■ **WORK TO BE COMPLETED**
Leave out any picture and return the remaining listing below exactly as given.

■ **Saved entries**
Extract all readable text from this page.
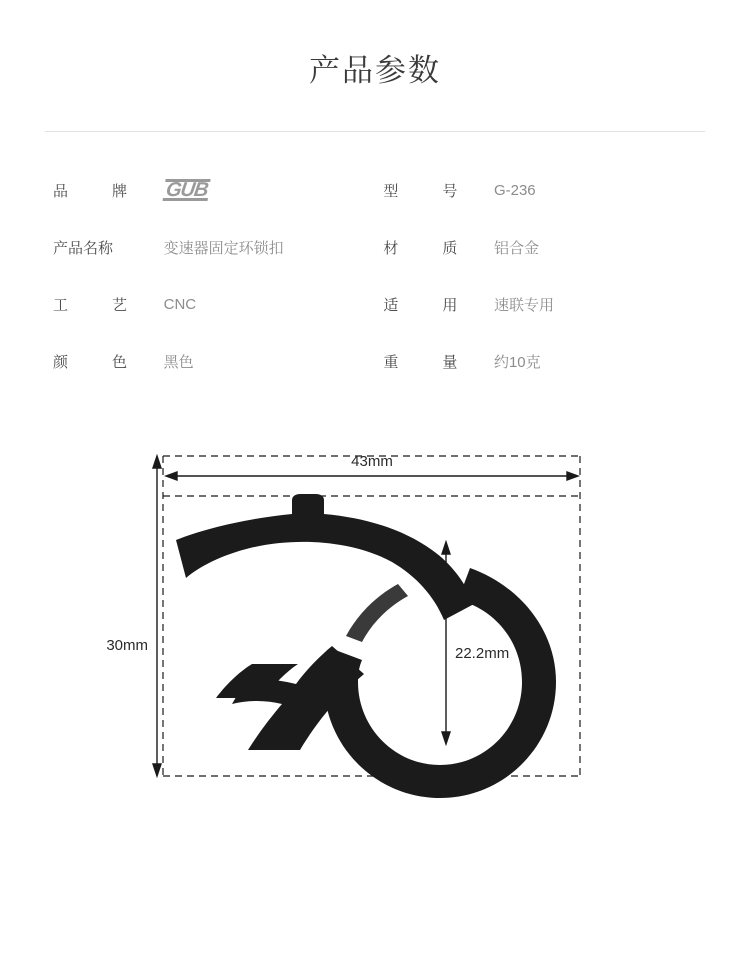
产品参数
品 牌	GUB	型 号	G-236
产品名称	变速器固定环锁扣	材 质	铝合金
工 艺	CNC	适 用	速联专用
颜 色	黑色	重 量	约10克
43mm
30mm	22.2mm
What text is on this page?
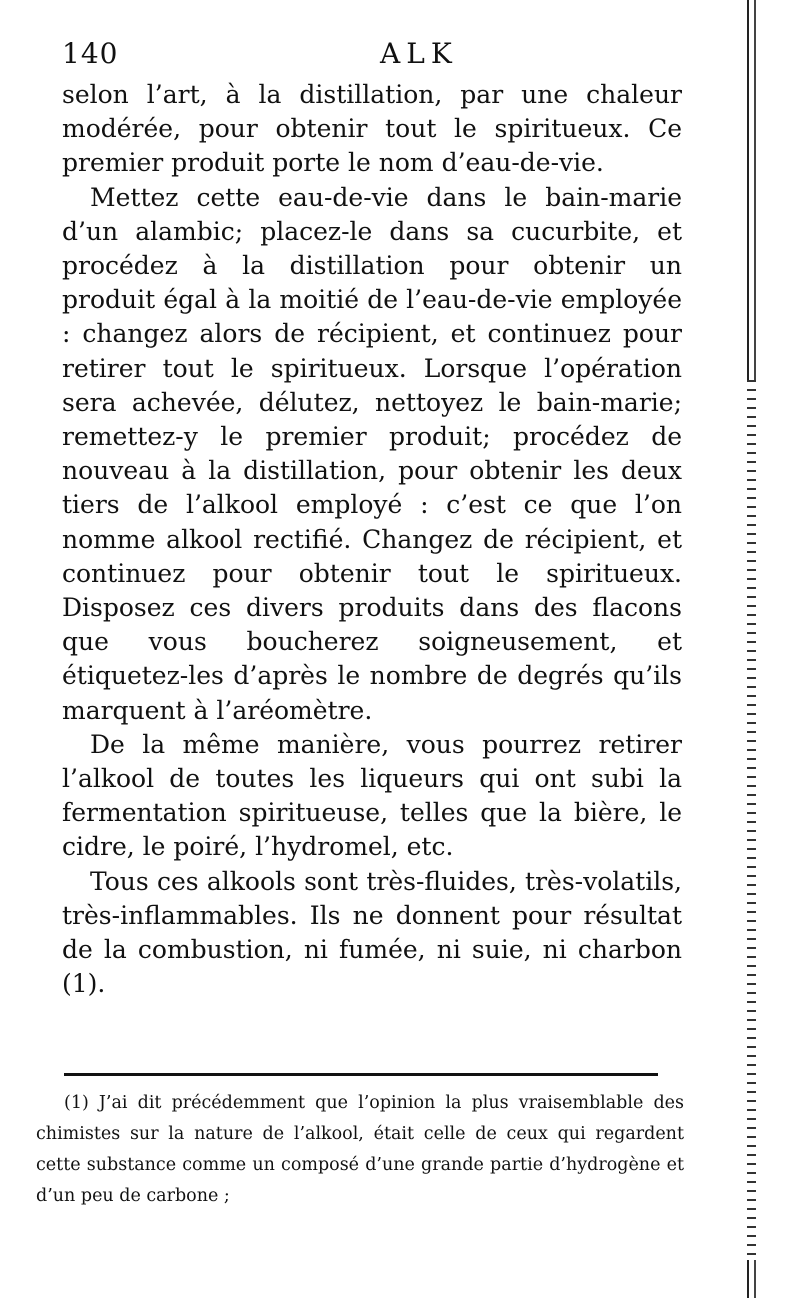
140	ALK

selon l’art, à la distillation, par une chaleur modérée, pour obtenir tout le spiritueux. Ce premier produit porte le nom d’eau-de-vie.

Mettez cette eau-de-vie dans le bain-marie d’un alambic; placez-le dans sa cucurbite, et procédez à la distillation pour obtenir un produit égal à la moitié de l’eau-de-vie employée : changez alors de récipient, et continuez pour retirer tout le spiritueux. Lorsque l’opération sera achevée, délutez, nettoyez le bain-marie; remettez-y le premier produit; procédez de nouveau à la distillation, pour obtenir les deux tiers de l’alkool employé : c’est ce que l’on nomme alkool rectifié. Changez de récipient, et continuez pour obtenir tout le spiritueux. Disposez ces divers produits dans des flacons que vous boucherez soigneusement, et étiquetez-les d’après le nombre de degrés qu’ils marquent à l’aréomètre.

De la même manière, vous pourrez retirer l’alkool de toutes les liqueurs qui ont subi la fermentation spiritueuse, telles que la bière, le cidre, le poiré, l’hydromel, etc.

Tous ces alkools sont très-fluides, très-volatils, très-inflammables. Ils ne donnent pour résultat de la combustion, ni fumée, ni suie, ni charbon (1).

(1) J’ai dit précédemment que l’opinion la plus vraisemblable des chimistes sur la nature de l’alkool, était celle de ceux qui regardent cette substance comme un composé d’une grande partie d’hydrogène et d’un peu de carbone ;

■ **ANSWER TO THIS PROBLEM**
Extract all readable text from this page.
产品参数
品 牌	GUB	型 号	G-236
产品名称	变速器固定环锁扣	材 质	铝合金
工 艺	CNC	适 用	速联专用
颜 色	黑色	重 量	约10克
43mm
30mm	22.2mm
What text is on this page?
140	ALK

selon l’art, à la distillation, par une chaleur modérée, pour obtenir tout le spiritueux. Ce premier produit porte le nom d’eau-de-vie.

Mettez cette eau-de-vie dans le bain-marie d’un alambic; placez-le dans sa cucurbite, et procédez à la distillation pour obtenir un produit égal à la moitié de l’eau-de-vie employée : changez alors de récipient, et continuez pour retirer tout le spiritueux. Lorsque l’opération sera achevée, délutez, nettoyez le bain-marie; remettez-y le premier produit; procédez de nouveau à la distillation, pour obtenir les deux tiers de l’alkool employé : c’est ce que l’on nomme alkool rectifié. Changez de récipient, et continuez pour obtenir tout le spiritueux. Disposez ces divers produits dans des flacons que vous boucherez soigneusement, et étiquetez-les d’après le nombre de degrés qu’ils marquent à l’aréomètre.

De la même manière, vous pourrez retirer l’alkool de toutes les liqueurs qui ont subi la fermentation spiritueuse, telles que la bière, le cidre, le poiré, l’hydromel, etc.

Tous ces alkools sont très-fluides, très-volatils, très-inflammables. Ils ne donnent pour résultat de la combustion, ni fumée, ni suie, ni charbon (1).

(1) J’ai dit précédemment que l’opinion la plus vraisemblable des chimistes sur la nature de l’alkool, était celle de ceux qui regardent cette substance comme un composé d’une grande partie d’hydrogène et d’un peu de carbone ;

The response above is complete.